*** INPUT FOR THIS TASK

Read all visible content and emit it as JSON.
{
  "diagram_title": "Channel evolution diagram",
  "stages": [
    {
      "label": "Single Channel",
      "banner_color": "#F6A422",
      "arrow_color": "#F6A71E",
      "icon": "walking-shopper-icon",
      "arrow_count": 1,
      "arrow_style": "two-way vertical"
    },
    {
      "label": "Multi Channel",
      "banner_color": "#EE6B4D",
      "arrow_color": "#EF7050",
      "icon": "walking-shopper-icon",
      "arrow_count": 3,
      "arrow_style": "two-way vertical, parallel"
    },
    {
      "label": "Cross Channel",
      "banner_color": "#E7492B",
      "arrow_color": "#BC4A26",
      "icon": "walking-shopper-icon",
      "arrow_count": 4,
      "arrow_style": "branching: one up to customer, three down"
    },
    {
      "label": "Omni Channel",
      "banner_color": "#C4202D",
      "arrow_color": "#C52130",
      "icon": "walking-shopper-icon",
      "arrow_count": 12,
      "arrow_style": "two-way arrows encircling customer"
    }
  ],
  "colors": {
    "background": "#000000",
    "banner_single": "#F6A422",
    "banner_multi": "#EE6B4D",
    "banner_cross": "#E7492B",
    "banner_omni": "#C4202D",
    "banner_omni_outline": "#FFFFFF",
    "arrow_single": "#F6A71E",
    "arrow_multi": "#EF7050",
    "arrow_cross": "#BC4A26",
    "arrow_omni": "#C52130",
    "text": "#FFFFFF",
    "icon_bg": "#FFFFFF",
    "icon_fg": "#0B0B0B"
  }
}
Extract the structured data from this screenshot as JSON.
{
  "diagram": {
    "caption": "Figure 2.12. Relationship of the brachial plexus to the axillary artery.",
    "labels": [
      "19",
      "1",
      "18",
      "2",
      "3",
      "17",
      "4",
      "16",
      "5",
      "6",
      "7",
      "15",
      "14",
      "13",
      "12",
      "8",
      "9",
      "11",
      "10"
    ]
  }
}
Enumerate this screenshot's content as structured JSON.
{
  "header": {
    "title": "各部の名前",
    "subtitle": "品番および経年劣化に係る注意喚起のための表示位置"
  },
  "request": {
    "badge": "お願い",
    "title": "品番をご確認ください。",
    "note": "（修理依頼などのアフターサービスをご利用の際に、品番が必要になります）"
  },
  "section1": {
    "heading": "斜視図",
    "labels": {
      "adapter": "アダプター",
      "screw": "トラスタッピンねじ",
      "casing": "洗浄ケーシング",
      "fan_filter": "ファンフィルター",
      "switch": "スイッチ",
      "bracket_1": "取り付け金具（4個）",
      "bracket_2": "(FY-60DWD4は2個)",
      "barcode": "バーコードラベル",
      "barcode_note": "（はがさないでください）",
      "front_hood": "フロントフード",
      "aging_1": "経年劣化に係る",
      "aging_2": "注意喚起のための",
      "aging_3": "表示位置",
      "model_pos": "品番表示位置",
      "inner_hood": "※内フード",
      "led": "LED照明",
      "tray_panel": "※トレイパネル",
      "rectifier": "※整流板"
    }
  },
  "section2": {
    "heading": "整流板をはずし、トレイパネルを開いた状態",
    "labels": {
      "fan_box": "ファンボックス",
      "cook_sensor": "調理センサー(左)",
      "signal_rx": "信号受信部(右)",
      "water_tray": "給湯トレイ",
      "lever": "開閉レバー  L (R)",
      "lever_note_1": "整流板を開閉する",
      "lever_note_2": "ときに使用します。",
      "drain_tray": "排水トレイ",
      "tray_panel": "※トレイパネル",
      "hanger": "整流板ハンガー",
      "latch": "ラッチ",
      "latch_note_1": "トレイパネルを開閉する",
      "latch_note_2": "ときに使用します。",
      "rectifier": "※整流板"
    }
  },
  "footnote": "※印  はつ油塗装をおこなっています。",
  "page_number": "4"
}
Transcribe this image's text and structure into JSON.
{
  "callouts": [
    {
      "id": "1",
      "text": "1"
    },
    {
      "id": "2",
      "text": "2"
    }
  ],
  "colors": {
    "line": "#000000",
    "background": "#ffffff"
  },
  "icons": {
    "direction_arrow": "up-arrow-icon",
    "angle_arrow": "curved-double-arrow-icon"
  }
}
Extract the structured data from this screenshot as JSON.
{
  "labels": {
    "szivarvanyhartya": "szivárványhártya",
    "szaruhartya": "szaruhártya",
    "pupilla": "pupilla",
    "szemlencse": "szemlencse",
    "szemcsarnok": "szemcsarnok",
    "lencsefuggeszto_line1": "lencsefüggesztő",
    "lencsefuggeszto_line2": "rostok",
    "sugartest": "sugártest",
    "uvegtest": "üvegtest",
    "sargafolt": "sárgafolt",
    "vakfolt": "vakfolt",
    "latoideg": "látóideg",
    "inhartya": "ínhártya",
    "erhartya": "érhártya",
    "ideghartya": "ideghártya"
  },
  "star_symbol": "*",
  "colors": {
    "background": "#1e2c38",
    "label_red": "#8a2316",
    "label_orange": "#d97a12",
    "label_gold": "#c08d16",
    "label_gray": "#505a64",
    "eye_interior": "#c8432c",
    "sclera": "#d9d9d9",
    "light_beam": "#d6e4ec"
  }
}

******

● EXERCISE DIRECTIONS:
Every entry needs to be retyped exactly.

● WRITTEN SOLUTION:
Read all visible content and emit it as JSON.
{
  "diagram_title": "Channel evolution diagram",
  "stages": [
    {
      "label": "Single Channel",
      "banner_color": "#F6A422",
      "arrow_color": "#F6A71E",
      "icon": "walking-shopper-icon",
      "arrow_count": 1,
      "arrow_style": "two-way vertical"
    },
    {
      "label": "Multi Channel",
      "banner_color": "#EE6B4D",
      "arrow_color": "#EF7050",
      "icon": "walking-shopper-icon",
      "arrow_count": 3,
      "arrow_style": "two-way vertical, parallel"
    },
    {
      "label": "Cross Channel",
      "banner_color": "#E7492B",
      "arrow_color": "#BC4A26",
      "icon": "walking-shopper-icon",
      "arrow_count": 4,
      "arrow_style": "branching: one up to customer, three down"
    },
    {
      "label": "Omni Channel",
      "banner_color": "#C4202D",
      "arrow_color": "#C52130",
      "icon": "walking-shopper-icon",
      "arrow_count": 12,
      "arrow_style": "two-way arrows encircling customer"
    }
  ],
  "colors": {
    "background": "#000000",
    "banner_single": "#F6A422",
    "banner_multi": "#EE6B4D",
    "banner_cross": "#E7492B",
    "banner_omni": "#C4202D",
    "banner_omni_outline": "#FFFFFF",
    "arrow_single": "#F6A71E",
    "arrow_multi": "#EF7050",
    "arrow_cross": "#BC4A26",
    "arrow_omni": "#C52130",
    "text": "#FFFFFF",
    "icon_bg": "#FFFFFF",
    "icon_fg": "#0B0B0B"
  }
}
Extract the structured data from this screenshot as JSON.
{
  "diagram": {
    "caption": "Figure 2.12. Relationship of the brachial plexus to the axillary artery.",
    "labels": [
      "19",
      "1",
      "18",
      "2",
      "3",
      "17",
      "4",
      "16",
      "5",
      "6",
      "7",
      "15",
      "14",
      "13",
      "12",
      "8",
      "9",
      "11",
      "10"
    ]
  }
}
Enumerate this screenshot's content as structured JSON.
{
  "header": {
    "title": "各部の名前",
    "subtitle": "品番および経年劣化に係る注意喚起のための表示位置"
  },
  "request": {
    "badge": "お願い",
    "title": "品番をご確認ください。",
    "note": "（修理依頼などのアフターサービスをご利用の際に、品番が必要になります）"
  },
  "section1": {
    "heading": "斜視図",
    "labels": {
      "adapter": "アダプター",
      "screw": "トラスタッピンねじ",
      "casing": "洗浄ケーシング",
      "fan_filter": "ファンフィルター",
      "switch": "スイッチ",
      "bracket_1": "取り付け金具（4個）",
      "bracket_2": "(FY-60DWD4は2個)",
      "barcode": "バーコードラベル",
      "barcode_note": "（はがさないでください）",
      "front_hood": "フロントフード",
      "aging_1": "経年劣化に係る",
      "aging_2": "注意喚起のための",
      "aging_3": "表示位置",
      "model_pos": "品番表示位置",
      "inner_hood": "※内フード",
      "led": "LED照明",
      "tray_panel": "※トレイパネル",
      "rectifier": "※整流板"
    }
  },
  "section2": {
    "heading": "整流板をはずし、トレイパネルを開いた状態",
    "labels": {
      "fan_box": "ファンボックス",
      "cook_sensor": "調理センサー(左)",
      "signal_rx": "信号受信部(右)",
      "water_tray": "給湯トレイ",
      "lever": "開閉レバー  L (R)",
      "lever_note_1": "整流板を開閉する",
      "lever_note_2": "ときに使用します。",
      "drain_tray": "排水トレイ",
      "tray_panel": "※トレイパネル",
      "hanger": "整流板ハンガー",
      "latch": "ラッチ",
      "latch_note_1": "トレイパネルを開閉する",
      "latch_note_2": "ときに使用します。",
      "rectifier": "※整流板"
    }
  },
  "footnote": "※印  はつ油塗装をおこなっています。",
  "page_number": "4"
}
Transcribe this image's text and structure into JSON.
{
  "callouts": [
    {
      "id": "1",
      "text": "1"
    },
    {
      "id": "2",
      "text": "2"
    }
  ],
  "colors": {
    "line": "#000000",
    "background": "#ffffff"
  },
  "icons": {
    "direction_arrow": "up-arrow-icon",
    "angle_arrow": "curved-double-arrow-icon"
  }
}
Extract the structured data from this screenshot as JSON.
{
  "labels": {
    "szivarvanyhartya": "szivárványhártya",
    "szaruhartya": "szaruhártya",
    "pupilla": "pupilla",
    "szemlencse": "szemlencse",
    "szemcsarnok": "szemcsarnok",
    "lencsefuggeszto_line1": "lencsefüggesztő",
    "lencsefuggeszto_line2": "rostok",
    "sugartest": "sugártest",
    "uvegtest": "üvegtest",
    "sargafolt": "sárgafolt",
    "vakfolt": "vakfolt",
    "latoideg": "látóideg",
    "inhartya": "ínhártya",
    "erhartya": "érhártya",
    "ideghartya": "ideghártya"
  },
  "star_symbol": "*",
  "colors": {
    "background": "#1e2c38",
    "label_red": "#8a2316",
    "label_orange": "#d97a12",
    "label_gold": "#c08d16",
    "label_gray": "#505a64",
    "eye_interior": "#c8432c",
    "sclera": "#d9d9d9",
    "light_beam": "#d6e4ec"
  }
}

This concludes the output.